**Ejercicio breve 1:** Reproduce sin cambios el tramo del listado que va desde su comienzo hasta la línea que contiene "catalogue-search-input[interactable]: Fatoumata Ba", ambos extremos incluidos, por favor.

**Texto proporcionado:**
------------------------------------

“¿Quién Soy y a Quién Pertenezco?” Una Leyenda Mazdea

Investidura del rey persa Ardashir I (izquierda) por el dios Ahura Mazda.

La palabra “devenir”, a la que hemos aludido en varias ocasiones y que se asocia con razón a la idea de cambio, de lo que deviene y progrede indefinidamente en un sentido horizontal y terrestre, contemplada sin embargo desde la Ciencia Sagrada (y puesto que todas las cosas tienen distintos niveles de lectura) también posee otro sentido ligado más bien a la idea de evolución espiritual según la dirección vertical del Eje del Mundo, es decir en un sentido orientado hacia la trascendencia y el encuentro con nuestro verdadero origen, que es también nuestro destino final, por encima de todas las circunstancias personales y las indefinidas “revoluciones de la rueda del mundo”. Recordemos que en Grecia, durante el rito de iniciación en los Misterios, el fin consistía en “devenir uno con el dios”. Se trata entonces ese devenir de un tiempo de tránsito entre un estado de ser condicionado y otro incondicionado, o sea libre de cualquier atadura que no sea la de la "unión" con la Divinidad. El hombre deviene lo que “es” (o aquello con lo que se identifica) en todo momento, pues como también se ha dicho: “uno es lo que conoce”. 

No otra cosa parece indicar el siguiente fragmento extraído de un texto de la tradición Mazdea, nombre derivado de Ohrmazd, o Ahura Mazda, y que fue una adaptación de la antigua tradición persa llevada a cabo por Zoroastro en el siglo VI a.C., de ahí que también se denomine “zoroastrismo” a dicha tradición. El texto dice lo siguiente:

¿Quién soy y a quién pertenezco? ¿De dónde he venido y adónde volveré? ¿De qué linaje y de qué raza soy? ¿Cuál es mi vocación propia en la forma de existencia terrena? [...] ¿He venido del mundo celestial o he comenzado a ser en el mundo terrenal? ¿Pertenezco a Ohrmazd o a Ahrimán? ¿A los ángeles o a los demonios?

------------------------------------

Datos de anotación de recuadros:
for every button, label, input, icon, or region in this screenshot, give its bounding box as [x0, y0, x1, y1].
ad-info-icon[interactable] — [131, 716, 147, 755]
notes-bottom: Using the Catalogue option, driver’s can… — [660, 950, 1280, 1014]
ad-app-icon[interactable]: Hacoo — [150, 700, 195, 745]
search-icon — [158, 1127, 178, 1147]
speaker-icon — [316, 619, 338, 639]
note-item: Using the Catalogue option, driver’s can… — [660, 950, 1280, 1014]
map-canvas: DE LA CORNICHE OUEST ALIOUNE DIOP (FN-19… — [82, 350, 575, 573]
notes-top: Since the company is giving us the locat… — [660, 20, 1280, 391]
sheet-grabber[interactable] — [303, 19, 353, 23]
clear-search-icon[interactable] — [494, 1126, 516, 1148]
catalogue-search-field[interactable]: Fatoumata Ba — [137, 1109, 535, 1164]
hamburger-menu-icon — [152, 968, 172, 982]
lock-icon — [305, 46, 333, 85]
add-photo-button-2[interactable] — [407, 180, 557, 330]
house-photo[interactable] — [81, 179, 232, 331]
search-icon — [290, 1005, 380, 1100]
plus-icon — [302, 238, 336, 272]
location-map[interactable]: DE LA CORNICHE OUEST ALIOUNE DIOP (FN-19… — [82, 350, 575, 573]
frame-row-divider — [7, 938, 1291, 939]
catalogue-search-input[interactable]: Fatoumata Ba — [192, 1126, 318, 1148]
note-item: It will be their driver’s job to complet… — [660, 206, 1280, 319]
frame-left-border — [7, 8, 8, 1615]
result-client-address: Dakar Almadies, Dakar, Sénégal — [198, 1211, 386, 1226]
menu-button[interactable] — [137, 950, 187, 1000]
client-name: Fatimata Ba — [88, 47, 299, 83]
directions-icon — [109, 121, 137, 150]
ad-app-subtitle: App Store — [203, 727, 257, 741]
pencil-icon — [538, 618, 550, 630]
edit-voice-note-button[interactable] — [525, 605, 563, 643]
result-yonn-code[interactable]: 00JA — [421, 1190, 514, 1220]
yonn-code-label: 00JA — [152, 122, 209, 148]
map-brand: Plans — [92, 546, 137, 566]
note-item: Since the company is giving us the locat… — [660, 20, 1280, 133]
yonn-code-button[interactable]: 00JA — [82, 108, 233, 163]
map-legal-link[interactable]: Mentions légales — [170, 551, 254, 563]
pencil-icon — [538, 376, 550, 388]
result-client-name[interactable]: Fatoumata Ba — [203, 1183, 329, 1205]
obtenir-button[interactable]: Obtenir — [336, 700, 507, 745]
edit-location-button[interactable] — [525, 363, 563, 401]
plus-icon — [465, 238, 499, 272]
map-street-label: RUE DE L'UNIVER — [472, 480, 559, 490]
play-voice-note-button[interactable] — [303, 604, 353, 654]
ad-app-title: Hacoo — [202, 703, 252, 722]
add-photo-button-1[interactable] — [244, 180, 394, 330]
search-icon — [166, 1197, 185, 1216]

------------------------------------

**Ejercicio breve 2:** Según el texto sobre la leyenda mazdea, ¿quién adaptó la antigua tradición persa en el siglo VI a.C.?

**Resultado 1:**
for every button, label, input, icon, or region in this screenshot, give its bounding box as [x0, y0, x1, y1].
ad-info-icon[interactable] — [131, 716, 147, 755]
notes-bottom: Using the Catalogue option, driver’s can… — [660, 950, 1280, 1014]
ad-app-icon[interactable]: Hacoo — [150, 700, 195, 745]
search-icon — [158, 1127, 178, 1147]
speaker-icon — [316, 619, 338, 639]
note-item: Using the Catalogue option, driver’s can… — [660, 950, 1280, 1014]
map-canvas: DE LA CORNICHE OUEST ALIOUNE DIOP (FN-19… — [82, 350, 575, 573]
notes-top: Since the company is giving us the locat… — [660, 20, 1280, 391]
sheet-grabber[interactable] — [303, 19, 353, 23]
clear-search-icon[interactable] — [494, 1126, 516, 1148]
catalogue-search-field[interactable]: Fatoumata Ba — [137, 1109, 535, 1164]
hamburger-menu-icon — [152, 968, 172, 982]
lock-icon — [305, 46, 333, 85]
add-photo-button-2[interactable] — [407, 180, 557, 330]
house-photo[interactable] — [81, 179, 232, 331]
search-icon — [290, 1005, 380, 1100]
plus-icon — [302, 238, 336, 272]
location-map[interactable]: DE LA CORNICHE OUEST ALIOUNE DIOP (FN-19… — [82, 350, 575, 573]
frame-row-divider — [7, 938, 1291, 939]
catalogue-search-input[interactable]: Fatoumata Ba — [192, 1126, 318, 1148]

**Resultado 2:** Zoroastro.